╭─ Material for the task

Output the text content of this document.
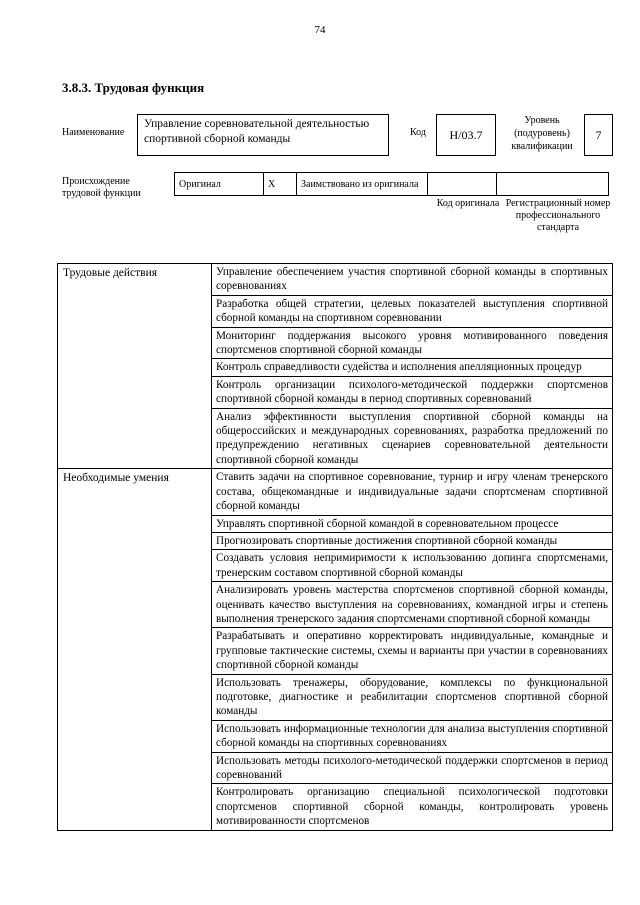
74
3.8.3. Трудовая функция
Наименование
Управление соревновательной деятельностью спортивной сборной команды
Код	Н/03.7
Уровень (подуровень) квалификации
7
Происхождение трудовой функции
Оригинал	X	Заимствовано из оригинала		
Код оригинала Регистрационный номер профессионального стандарта
Трудовые действия	Управление обеспечением участия спортивной сборной команды в спортивных соревнованиях
	Разработка общей стратегии, целевых показателей выступления спортивной сборной команды на спортивном соревновании
	Мониторинг поддержания высокого уровня мотивированного поведения спортсменов спортивной сборной команды
	Контроль справедливости судейства и исполнения апелляционных процедур
	Контроль организации психолого-методической поддержки спортсменов спортивной сборной команды в период спортивных соревнований
	Анализ эффективности выступления спортивной сборной команды на общероссийских и международных соревнованиях, разработка предложений по предупреждению негативных сценариев соревновательной деятельности спортивной сборной команды
Необходимые умения	Ставить задачи на спортивное соревнование, турнир и игру членам тренерского состава, общекомандные и индивидуальные задачи спортсменам спортивной сборной команды
	Управлять спортивной сборной командой в соревновательном процессе
	Прогнозировать спортивные достижения спортивной сборной команды
	Создавать условия непримиримости к использованию допинга спортсменами, тренерским составом спортивной сборной команды
	Анализировать уровень мастерства спортсменов спортивной сборной команды, оценивать качество выступления на соревнованиях, командной игры и степень выполнения тренерского задания спортсменами спортивной сборной команды
	Разрабатывать и оперативно корректировать индивидуальные, командные и групповые тактические системы, схемы и варианты при участии в соревнованиях спортивной сборной команды
	Использовать тренажеры, оборудование, комплексы по функциональной подготовке, диагностике и реабилитации спортсменов спортивной сборной команды
	Использовать информационные технологии для анализа выступления спортивной сборной команды на спортивных соревнованиях
	Использовать методы психолого-методической поддержки спортсменов в период соревнований
	Контролировать организацию специальной психологической подготовки спортсменов спортивной сборной команды, контролировать уровень мотивированности спортсменов
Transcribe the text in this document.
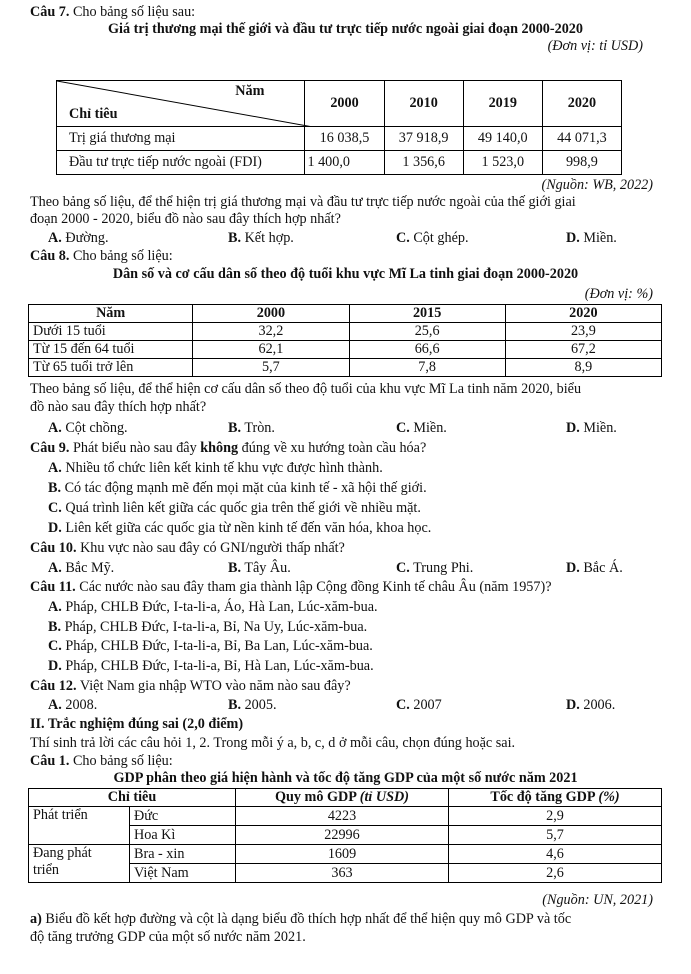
Câu 7. Cho bảng số liệu sau:
Giá trị thương mại thế giới và đầu tư trực tiếp nước ngoài giai đoạn 2000-2020
(Đơn vị: tỉ USD)
Năm
Chỉ tiêu	2000	2010	2019	2020
Trị giá thương mại	16 038,5	37 918,9	49 140,0	44 071,3
Đầu tư trực tiếp nước ngoài (FDI)	1 400,0	1 356,6	1 523,0	998,9
(Nguồn: WB, 2022)
Theo bảng số liệu, để thể hiện trị giá thương mại và đầu tư trực tiếp nước ngoài của thế giới giai
đoạn 2000 - 2020, biểu đồ nào sau đây thích hợp nhất?
A. Đường.	B. Kết hợp.	C. Cột ghép.	D. Miền.
Câu 8. Cho bảng số liệu:
Dân số và cơ cấu dân số theo độ tuổi khu vực Mĩ La tinh giai đoạn 2000-2020
(Đơn vị: %)
Năm	2000	2015	2020
Dưới 15 tuổi	32,2	25,6	23,9
Từ 15 đến 64 tuổi	62,1	66,6	67,2
Từ 65 tuổi trở lên	5,7	7,8	8,9
Theo bảng số liệu, để thể hiện cơ cấu dân số theo độ tuổi của khu vực Mĩ La tinh năm 2020, biểu
đồ nào sau đây thích hợp nhất?
A. Cột chồng.	B. Tròn.	C. Miền.	D. Miền.
Câu 9. Phát biểu nào sau đây không đúng về xu hướng toàn cầu hóa?
A. Nhiều tổ chức liên kết kinh tế khu vực được hình thành.
B. Có tác động mạnh mẽ đến mọi mặt của kinh tế - xã hội thế giới.
C. Quá trình liên kết giữa các quốc gia trên thế giới về nhiều mặt.
D. Liên kết giữa các quốc gia từ nền kinh tế đến văn hóa, khoa học.
Câu 10. Khu vực nào sau đây có GNI/người thấp nhất?
A. Bắc Mỹ.	B. Tây Âu.	C. Trung Phi.	D. Bắc Á.
Câu 11. Các nước nào sau đây tham gia thành lập Cộng đồng Kinh tế châu Âu (năm 1957)?
A. Pháp, CHLB Đức, I-ta-li-a, Áo, Hà Lan, Lúc-xăm-bua.
B. Pháp, CHLB Đức, I-ta-li-a, Bỉ, Na Uy, Lúc-xăm-bua.
C. Pháp, CHLB Đức, I-ta-li-a, Bỉ, Ba Lan, Lúc-xăm-bua.
D. Pháp, CHLB Đức, I-ta-li-a, Bỉ, Hà Lan, Lúc-xăm-bua.
Câu 12. Việt Nam gia nhập WTO vào năm nào sau đây?
A. 2008.	B. 2005.	C. 2007	D. 2006.
II. Trắc nghiệm đúng sai (2,0 điểm)
Thí sinh trả lời các câu hỏi 1, 2. Trong mỗi ý a, b, c, d ở mỗi câu, chọn đúng hoặc sai.
Câu 1. Cho bảng số liệu:
GDP phân theo giá hiện hành và tốc độ tăng GDP của một số nước năm 2021
Chỉ tiêu		Quy mô GDP (tỉ USD)	Tốc độ tăng GDP (%)
Phát triển	Đức	4223	2,9
	Hoa Kì	22996	5,7
Đang phát
triển	Bra - xin	1609	4,6
	Việt Nam	363	2,6
(Nguồn: UN, 2021)
a) Biểu đồ kết hợp đường và cột là dạng biểu đồ thích hợp nhất để thể hiện quy mô GDP và tốc
độ tăng trưởng GDP của một số nước năm 2021.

╰─

Job ::
Go through the entries above and print each one exactly, minus the pictures.

Full solution ::
Output the text content of this document.
74
3.8.3. Трудовая функция
Наименование
Управление соревновательной деятельностью спортивной сборной команды
Код	Н/03.7
Уровень (подуровень) квалификации
7
Происхождение трудовой функции
Оригинал	X	Заимствовано из оригинала		
Код оригинала Регистрационный номер профессионального стандарта
Трудовые действия	Управление обеспечением участия спортивной сборной команды в спортивных соревнованиях
	Разработка общей стратегии, целевых показателей выступления спортивной сборной команды на спортивном соревновании
	Мониторинг поддержания высокого уровня мотивированного поведения спортсменов спортивной сборной команды
	Контроль справедливости судейства и исполнения апелляционных процедур
	Контроль организации психолого-методической поддержки спортсменов спортивной сборной команды в период спортивных соревнований
	Анализ эффективности выступления спортивной сборной команды на общероссийских и международных соревнованиях, разработка предложений по предупреждению негативных сценариев соревновательной деятельности спортивной сборной команды
Необходимые умения	Ставить задачи на спортивное соревнование, турнир и игру членам тренерского состава, общекомандные и индивидуальные задачи спортсменам спортивной сборной команды
	Управлять спортивной сборной командой в соревновательном процессе
	Прогнозировать спортивные достижения спортивной сборной команды
	Создавать условия непримиримости к использованию допинга спортсменами, тренерским составом спортивной сборной команды
	Анализировать уровень мастерства спортсменов спортивной сборной команды, оценивать качество выступления на соревнованиях, командной игры и степень выполнения тренерского задания спортсменами спортивной сборной команды
	Разрабатывать и оперативно корректировать индивидуальные, командные и групповые тактические системы, схемы и варианты при участии в соревнованиях спортивной сборной команды
	Использовать тренажеры, оборудование, комплексы по функциональной подготовке, диагностике и реабилитации спортсменов спортивной сборной команды
	Использовать информационные технологии для анализа выступления спортивной сборной команды на спортивных соревнованиях
	Использовать методы психолого-методической поддержки спортсменов в период соревнований
	Контролировать организацию специальной психологической подготовки спортсменов спортивной сборной команды, контролировать уровень мотивированности спортсменов
Transcribe the text in this document.
Câu 7. Cho bảng số liệu sau:
Giá trị thương mại thế giới và đầu tư trực tiếp nước ngoài giai đoạn 2000-2020
(Đơn vị: tỉ USD)
Năm
Chỉ tiêu	2000	2010	2019	2020
Trị giá thương mại	16 038,5	37 918,9	49 140,0	44 071,3
Đầu tư trực tiếp nước ngoài (FDI)	1 400,0	1 356,6	1 523,0	998,9
(Nguồn: WB, 2022)
Theo bảng số liệu, để thể hiện trị giá thương mại và đầu tư trực tiếp nước ngoài của thế giới giai
đoạn 2000 - 2020, biểu đồ nào sau đây thích hợp nhất?
A. Đường.	B. Kết hợp.	C. Cột ghép.	D. Miền.
Câu 8. Cho bảng số liệu:
Dân số và cơ cấu dân số theo độ tuổi khu vực Mĩ La tinh giai đoạn 2000-2020
(Đơn vị: %)
Năm	2000	2015	2020
Dưới 15 tuổi	32,2	25,6	23,9
Từ 15 đến 64 tuổi	62,1	66,6	67,2
Từ 65 tuổi trở lên	5,7	7,8	8,9
Theo bảng số liệu, để thể hiện cơ cấu dân số theo độ tuổi của khu vực Mĩ La tinh năm 2020, biểu
đồ nào sau đây thích hợp nhất?
A. Cột chồng.	B. Tròn.	C. Miền.	D. Miền.
Câu 9. Phát biểu nào sau đây không đúng về xu hướng toàn cầu hóa?
A. Nhiều tổ chức liên kết kinh tế khu vực được hình thành.
B. Có tác động mạnh mẽ đến mọi mặt của kinh tế - xã hội thế giới.
C. Quá trình liên kết giữa các quốc gia trên thế giới về nhiều mặt.
D. Liên kết giữa các quốc gia từ nền kinh tế đến văn hóa, khoa học.
Câu 10. Khu vực nào sau đây có GNI/người thấp nhất?
A. Bắc Mỹ.	B. Tây Âu.	C. Trung Phi.	D. Bắc Á.
Câu 11. Các nước nào sau đây tham gia thành lập Cộng đồng Kinh tế châu Âu (năm 1957)?
A. Pháp, CHLB Đức, I-ta-li-a, Áo, Hà Lan, Lúc-xăm-bua.
B. Pháp, CHLB Đức, I-ta-li-a, Bỉ, Na Uy, Lúc-xăm-bua.
C. Pháp, CHLB Đức, I-ta-li-a, Bỉ, Ba Lan, Lúc-xăm-bua.
D. Pháp, CHLB Đức, I-ta-li-a, Bỉ, Hà Lan, Lúc-xăm-bua.
Câu 12. Việt Nam gia nhập WTO vào năm nào sau đây?
A. 2008.	B. 2005.	C. 2007	D. 2006.
II. Trắc nghiệm đúng sai (2,0 điểm)
Thí sinh trả lời các câu hỏi 1, 2. Trong mỗi ý a, b, c, d ở mỗi câu, chọn đúng hoặc sai.
Câu 1. Cho bảng số liệu:
GDP phân theo giá hiện hành và tốc độ tăng GDP của một số nước năm 2021
Chỉ tiêu		Quy mô GDP (tỉ USD)	Tốc độ tăng GDP (%)
Phát triển	Đức	4223	2,9
	Hoa Kì	22996	5,7
Đang phát
triển	Bra - xin	1609	4,6
	Việt Nam	363	2,6
(Nguồn: UN, 2021)
a) Biểu đồ kết hợp đường và cột là dạng biểu đồ thích hợp nhất để thể hiện quy mô GDP và tốc
độ tăng trưởng GDP của một số nước năm 2021.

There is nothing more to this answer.